## What the task asks
Go over the listing below line by line and tally those containing "AROONosc". Give only the tally.
○ ○ ○ ○ ○ ○ ○
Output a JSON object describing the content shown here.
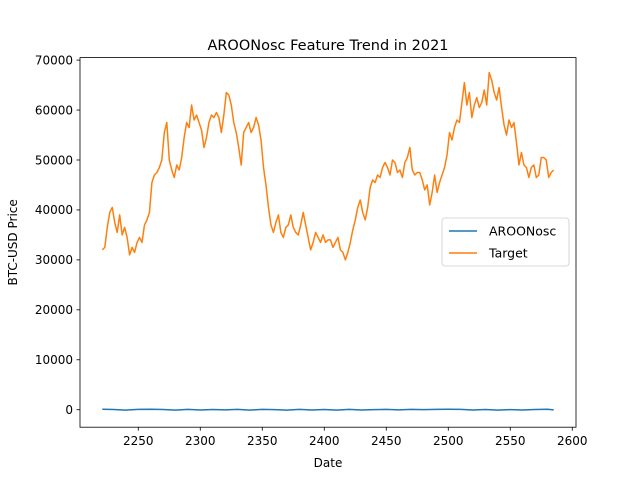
{
  "chart_data": {
    "type": "line",
    "title": "AROONosc Feature Trend in 2021",
    "xlabel": "Date",
    "ylabel": "BTC-USD Price",
    "xlim": [
      2203,
      2603
    ],
    "ylim": [
      -3500,
      70500
    ],
    "xticks": [
      2250,
      2300,
      2350,
      2400,
      2450,
      2500,
      2550,
      2600
    ],
    "yticks": [
      0,
      10000,
      20000,
      30000,
      40000,
      50000,
      60000,
      70000
    ],
    "grid": false,
    "legend": "center-right",
    "series": [
      {
        "name": "AROONosc",
        "color": "#1f77b4",
        "x": [
          2221,
          2230,
          2240,
          2250,
          2260,
          2270,
          2280,
          2290,
          2300,
          2310,
          2320,
          2330,
          2340,
          2350,
          2360,
          2370,
          2380,
          2390,
          2400,
          2410,
          2420,
          2430,
          2440,
          2450,
          2460,
          2470,
          2480,
          2490,
          2500,
          2510,
          2520,
          2530,
          2540,
          2550,
          2560,
          2570,
          2580,
          2585
        ],
        "y": [
          100,
          50,
          -80,
          60,
          90,
          40,
          -90,
          70,
          -60,
          50,
          -40,
          80,
          -70,
          60,
          30,
          -80,
          70,
          -60,
          40,
          -90,
          80,
          -50,
          30,
          60,
          -40,
          70,
          20,
          80,
          90,
          60,
          -50,
          40,
          -80,
          30,
          -60,
          50,
          90,
          -30
        ]
      },
      {
        "name": "Target",
        "color": "#ff7f0e",
        "x": [
          2221,
          2223,
          2225,
          2227,
          2229,
          2231,
          2233,
          2235,
          2237,
          2239,
          2241,
          2243,
          2245,
          2247,
          2249,
          2251,
          2253,
          2255,
          2257,
          2259,
          2261,
          2263,
          2265,
          2267,
          2269,
          2271,
          2273,
          2275,
          2277,
          2279,
          2281,
          2283,
          2285,
          2287,
          2289,
          2291,
          2293,
          2295,
          2297,
          2299,
          2301,
          2303,
          2305,
          2307,
          2309,
          2311,
          2313,
          2315,
          2317,
          2319,
          2321,
          2323,
          2325,
          2327,
          2329,
          2331,
          2333,
          2335,
          2337,
          2339,
          2341,
          2343,
          2345,
          2347,
          2349,
          2351,
          2353,
          2355,
          2357,
          2359,
          2361,
          2363,
          2365,
          2367,
          2369,
          2371,
          2373,
          2375,
          2377,
          2379,
          2381,
          2383,
          2385,
          2387,
          2389,
          2391,
          2393,
          2395,
          2397,
          2399,
          2401,
          2403,
          2405,
          2407,
          2409,
          2411,
          2413,
          2415,
          2417,
          2419,
          2421,
          2423,
          2425,
          2427,
          2429,
          2431,
          2433,
          2435,
          2437,
          2439,
          2441,
          2443,
          2445,
          2447,
          2449,
          2451,
          2453,
          2455,
          2457,
          2459,
          2461,
          2463,
          2465,
          2467,
          2469,
          2471,
          2473,
          2475,
          2477,
          2479,
          2481,
          2483,
          2485,
          2487,
          2489,
          2491,
          2493,
          2495,
          2497,
          2499,
          2501,
          2503,
          2505,
          2507,
          2509,
          2511,
          2513,
          2515,
          2517,
          2519,
          2521,
          2523,
          2525,
          2527,
          2529,
          2531,
          2533,
          2535,
          2537,
          2539,
          2541,
          2543,
          2545,
          2547,
          2549,
          2551,
          2553,
          2555,
          2557,
          2559,
          2561,
          2563,
          2565,
          2567,
          2569,
          2571,
          2573,
          2575,
          2577,
          2579,
          2581,
          2583,
          2585
        ],
        "y": [
          32000,
          32500,
          36500,
          39500,
          40500,
          37500,
          35500,
          39000,
          35000,
          36500,
          34500,
          31000,
          32500,
          31500,
          33500,
          34500,
          33500,
          37000,
          38000,
          39500,
          45500,
          47000,
          47500,
          48500,
          50000,
          55500,
          57500,
          50000,
          48000,
          46500,
          49000,
          48000,
          50500,
          54500,
          57500,
          56500,
          61000,
          58000,
          59000,
          57500,
          56000,
          52500,
          54500,
          57500,
          59000,
          58500,
          59500,
          58500,
          55500,
          59000,
          63500,
          63000,
          61000,
          57500,
          55500,
          52500,
          49000,
          55500,
          56500,
          57500,
          55500,
          56500,
          58500,
          57000,
          54000,
          48500,
          45000,
          40500,
          37000,
          35500,
          37500,
          39000,
          35500,
          34500,
          36500,
          37000,
          39000,
          36500,
          35500,
          35000,
          37000,
          39500,
          37000,
          34500,
          32000,
          33500,
          35500,
          34500,
          33500,
          35000,
          33500,
          34000,
          34000,
          32500,
          33500,
          34500,
          32000,
          31500,
          30000,
          31500,
          33500,
          36000,
          38000,
          40500,
          42000,
          39500,
          38000,
          40500,
          44500,
          46000,
          45500,
          47000,
          46500,
          48500,
          49500,
          48500,
          47000,
          50000,
          49500,
          47500,
          48000,
          46500,
          49500,
          50500,
          52500,
          48000,
          47000,
          47500,
          47500,
          46000,
          44000,
          45000,
          41000,
          43500,
          47000,
          43500,
          45500,
          47000,
          48500,
          51000,
          55500,
          54000,
          56500,
          58000,
          57500,
          61500,
          65500,
          61000,
          63500,
          58500,
          61000,
          62500,
          60500,
          61500,
          64000,
          61000,
          67500,
          66000,
          63500,
          62000,
          64500,
          60500,
          57000,
          55000,
          58000,
          56500,
          57500,
          53500,
          49000,
          51500,
          49000,
          48500,
          46500,
          48500,
          49000,
          46500,
          47000,
          50500,
          50500,
          50000,
          46500,
          47500,
          48000
        ]
      }
    ]
  }
}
○ ○ ○ ○ ○ ○ ○
## Solution
2